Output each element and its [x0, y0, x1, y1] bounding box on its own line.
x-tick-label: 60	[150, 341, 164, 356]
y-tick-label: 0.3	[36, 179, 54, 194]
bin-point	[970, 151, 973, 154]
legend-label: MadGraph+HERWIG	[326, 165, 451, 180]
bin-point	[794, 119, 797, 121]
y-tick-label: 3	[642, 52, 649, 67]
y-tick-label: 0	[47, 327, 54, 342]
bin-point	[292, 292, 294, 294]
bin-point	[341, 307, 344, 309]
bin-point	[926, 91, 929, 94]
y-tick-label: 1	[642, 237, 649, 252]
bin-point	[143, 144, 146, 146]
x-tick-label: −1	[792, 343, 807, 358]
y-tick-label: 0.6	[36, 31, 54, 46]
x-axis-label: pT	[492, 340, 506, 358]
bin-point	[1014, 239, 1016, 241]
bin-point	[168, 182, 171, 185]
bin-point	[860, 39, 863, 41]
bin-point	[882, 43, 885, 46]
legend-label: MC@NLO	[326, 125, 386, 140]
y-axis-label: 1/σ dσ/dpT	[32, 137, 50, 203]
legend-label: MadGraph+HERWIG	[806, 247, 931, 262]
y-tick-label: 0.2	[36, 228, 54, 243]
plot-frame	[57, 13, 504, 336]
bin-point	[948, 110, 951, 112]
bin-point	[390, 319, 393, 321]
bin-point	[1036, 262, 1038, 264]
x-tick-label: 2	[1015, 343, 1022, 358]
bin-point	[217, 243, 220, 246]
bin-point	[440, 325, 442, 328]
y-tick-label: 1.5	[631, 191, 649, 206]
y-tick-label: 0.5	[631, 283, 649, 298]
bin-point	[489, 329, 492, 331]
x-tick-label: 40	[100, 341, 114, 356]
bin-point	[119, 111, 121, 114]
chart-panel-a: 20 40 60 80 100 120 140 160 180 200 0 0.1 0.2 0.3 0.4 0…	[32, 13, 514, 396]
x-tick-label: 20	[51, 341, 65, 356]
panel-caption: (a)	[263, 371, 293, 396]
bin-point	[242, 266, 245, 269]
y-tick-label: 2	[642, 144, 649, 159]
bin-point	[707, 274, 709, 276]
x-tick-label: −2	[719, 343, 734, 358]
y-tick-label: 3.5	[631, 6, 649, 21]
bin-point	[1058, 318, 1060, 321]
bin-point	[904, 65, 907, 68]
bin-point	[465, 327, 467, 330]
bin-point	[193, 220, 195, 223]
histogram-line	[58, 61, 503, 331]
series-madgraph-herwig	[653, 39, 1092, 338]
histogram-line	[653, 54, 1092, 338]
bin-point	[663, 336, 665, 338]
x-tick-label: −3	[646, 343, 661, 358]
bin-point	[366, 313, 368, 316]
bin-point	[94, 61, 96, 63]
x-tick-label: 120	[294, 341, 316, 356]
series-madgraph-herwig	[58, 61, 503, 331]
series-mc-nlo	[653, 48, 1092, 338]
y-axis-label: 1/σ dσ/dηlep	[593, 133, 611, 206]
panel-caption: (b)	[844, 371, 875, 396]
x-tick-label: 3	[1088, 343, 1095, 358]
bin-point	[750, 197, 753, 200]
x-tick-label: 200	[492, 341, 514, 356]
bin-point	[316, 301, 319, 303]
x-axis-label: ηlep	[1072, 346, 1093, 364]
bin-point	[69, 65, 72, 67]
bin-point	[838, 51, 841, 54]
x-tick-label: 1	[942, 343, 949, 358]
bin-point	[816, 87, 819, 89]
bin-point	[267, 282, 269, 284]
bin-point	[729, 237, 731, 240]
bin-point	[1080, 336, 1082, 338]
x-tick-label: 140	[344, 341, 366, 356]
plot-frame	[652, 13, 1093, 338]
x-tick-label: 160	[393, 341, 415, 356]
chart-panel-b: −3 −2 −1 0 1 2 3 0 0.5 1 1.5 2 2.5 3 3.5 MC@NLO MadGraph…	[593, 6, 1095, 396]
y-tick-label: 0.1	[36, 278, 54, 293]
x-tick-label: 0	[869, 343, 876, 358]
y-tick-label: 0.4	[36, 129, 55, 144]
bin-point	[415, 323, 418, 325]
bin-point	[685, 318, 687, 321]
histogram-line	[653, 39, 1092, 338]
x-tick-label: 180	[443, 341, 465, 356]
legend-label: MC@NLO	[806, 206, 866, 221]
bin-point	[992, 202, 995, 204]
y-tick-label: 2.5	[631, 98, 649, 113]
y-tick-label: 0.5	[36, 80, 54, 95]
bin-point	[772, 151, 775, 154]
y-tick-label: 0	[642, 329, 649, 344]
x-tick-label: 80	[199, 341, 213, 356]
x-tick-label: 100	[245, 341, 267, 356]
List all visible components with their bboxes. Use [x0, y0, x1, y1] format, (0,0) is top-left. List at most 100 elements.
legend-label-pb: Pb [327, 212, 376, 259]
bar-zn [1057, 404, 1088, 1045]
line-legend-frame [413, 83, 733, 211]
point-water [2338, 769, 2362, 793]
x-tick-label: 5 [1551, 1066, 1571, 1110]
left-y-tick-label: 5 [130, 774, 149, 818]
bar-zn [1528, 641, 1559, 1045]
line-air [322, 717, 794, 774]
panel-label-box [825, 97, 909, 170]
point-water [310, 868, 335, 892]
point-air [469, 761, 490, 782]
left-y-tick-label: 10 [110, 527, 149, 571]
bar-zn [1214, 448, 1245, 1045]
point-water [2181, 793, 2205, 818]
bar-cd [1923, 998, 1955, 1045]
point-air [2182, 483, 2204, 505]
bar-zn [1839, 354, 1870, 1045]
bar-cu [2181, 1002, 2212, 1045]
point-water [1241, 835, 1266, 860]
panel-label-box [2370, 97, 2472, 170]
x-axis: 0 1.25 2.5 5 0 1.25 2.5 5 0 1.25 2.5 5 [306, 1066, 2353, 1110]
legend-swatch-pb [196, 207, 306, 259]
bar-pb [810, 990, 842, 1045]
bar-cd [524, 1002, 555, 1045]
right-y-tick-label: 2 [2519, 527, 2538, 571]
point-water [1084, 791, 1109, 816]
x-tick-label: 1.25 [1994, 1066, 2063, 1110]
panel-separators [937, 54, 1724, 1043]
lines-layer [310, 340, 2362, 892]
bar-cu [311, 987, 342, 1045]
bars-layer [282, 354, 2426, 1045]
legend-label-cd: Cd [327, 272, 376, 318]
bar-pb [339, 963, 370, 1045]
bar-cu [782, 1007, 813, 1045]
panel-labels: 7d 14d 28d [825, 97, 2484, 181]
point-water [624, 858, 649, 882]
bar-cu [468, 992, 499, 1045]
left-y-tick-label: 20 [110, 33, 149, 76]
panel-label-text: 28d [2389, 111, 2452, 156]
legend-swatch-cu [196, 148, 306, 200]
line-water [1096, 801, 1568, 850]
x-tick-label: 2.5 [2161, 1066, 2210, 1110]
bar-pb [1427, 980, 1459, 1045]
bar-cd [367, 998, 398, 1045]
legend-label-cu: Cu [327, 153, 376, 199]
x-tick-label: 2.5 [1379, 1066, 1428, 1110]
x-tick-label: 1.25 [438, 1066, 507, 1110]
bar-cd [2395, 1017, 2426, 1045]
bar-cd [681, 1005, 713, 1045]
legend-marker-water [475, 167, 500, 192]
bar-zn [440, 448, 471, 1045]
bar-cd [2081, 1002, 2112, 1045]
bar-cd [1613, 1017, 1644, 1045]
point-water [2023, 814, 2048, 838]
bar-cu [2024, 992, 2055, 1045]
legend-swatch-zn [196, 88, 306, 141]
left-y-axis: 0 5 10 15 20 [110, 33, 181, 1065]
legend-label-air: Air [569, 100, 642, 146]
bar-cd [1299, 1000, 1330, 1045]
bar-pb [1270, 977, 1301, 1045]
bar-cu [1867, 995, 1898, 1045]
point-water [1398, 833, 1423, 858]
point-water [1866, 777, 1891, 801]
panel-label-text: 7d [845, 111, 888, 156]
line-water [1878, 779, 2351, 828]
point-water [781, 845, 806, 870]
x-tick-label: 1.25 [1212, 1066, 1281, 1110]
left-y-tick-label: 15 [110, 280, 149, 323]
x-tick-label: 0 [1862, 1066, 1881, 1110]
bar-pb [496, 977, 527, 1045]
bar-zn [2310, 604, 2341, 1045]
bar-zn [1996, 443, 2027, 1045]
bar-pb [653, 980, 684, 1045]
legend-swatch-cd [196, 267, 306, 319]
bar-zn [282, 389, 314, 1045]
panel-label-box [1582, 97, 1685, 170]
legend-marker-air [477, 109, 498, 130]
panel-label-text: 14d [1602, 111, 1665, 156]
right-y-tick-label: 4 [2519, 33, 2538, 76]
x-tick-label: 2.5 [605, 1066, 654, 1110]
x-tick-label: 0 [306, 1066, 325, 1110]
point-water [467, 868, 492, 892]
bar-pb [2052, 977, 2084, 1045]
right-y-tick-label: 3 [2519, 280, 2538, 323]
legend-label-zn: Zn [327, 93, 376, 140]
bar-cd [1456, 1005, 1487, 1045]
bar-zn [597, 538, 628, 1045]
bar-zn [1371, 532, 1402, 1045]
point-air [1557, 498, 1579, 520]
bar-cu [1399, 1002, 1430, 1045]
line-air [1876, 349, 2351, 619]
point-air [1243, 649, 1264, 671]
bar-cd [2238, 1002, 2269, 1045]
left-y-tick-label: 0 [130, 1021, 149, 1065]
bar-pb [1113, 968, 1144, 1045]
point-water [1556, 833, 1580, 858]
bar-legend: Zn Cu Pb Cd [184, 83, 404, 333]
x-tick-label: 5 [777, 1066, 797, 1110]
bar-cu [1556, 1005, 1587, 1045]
************
Copy the listing from its first line through the line containing "111, 121, 114]", keeping each line unchanged.

**Exercise response:**
Output each element and its [x0, y0, x1, y1] bounding box on its own line.
x-tick-label: 60	[150, 341, 164, 356]
y-tick-label: 0.3	[36, 179, 54, 194]
bin-point	[970, 151, 973, 154]
legend-label: MadGraph+HERWIG	[326, 165, 451, 180]
bin-point	[794, 119, 797, 121]
y-tick-label: 3	[642, 52, 649, 67]
y-tick-label: 0	[47, 327, 54, 342]
bin-point	[292, 292, 294, 294]
bin-point	[341, 307, 344, 309]
bin-point	[926, 91, 929, 94]
y-tick-label: 1	[642, 237, 649, 252]
bin-point	[143, 144, 146, 146]
x-tick-label: −1	[792, 343, 807, 358]
y-tick-label: 0.6	[36, 31, 54, 46]
x-axis-label: pT	[492, 340, 506, 358]
bin-point	[1014, 239, 1016, 241]
bin-point	[168, 182, 171, 185]
bin-point	[860, 39, 863, 41]
bin-point	[882, 43, 885, 46]
legend-label: MC@NLO	[326, 125, 386, 140]
y-axis-label: 1/σ dσ/dpT	[32, 137, 50, 203]
legend-label: MadGraph+HERWIG	[806, 247, 931, 262]
y-tick-label: 0.2	[36, 228, 54, 243]
plot-frame	[57, 13, 504, 336]
bin-point	[948, 110, 951, 112]
bin-point	[390, 319, 393, 321]
bin-point	[1036, 262, 1038, 264]
x-tick-label: 2	[1015, 343, 1022, 358]
bin-point	[217, 243, 220, 246]
bin-point	[440, 325, 442, 328]
y-tick-label: 1.5	[631, 191, 649, 206]
y-tick-label: 0.5	[631, 283, 649, 298]
bin-point	[489, 329, 492, 331]
x-tick-label: 40	[100, 341, 114, 356]
bin-point	[119, 111, 121, 114]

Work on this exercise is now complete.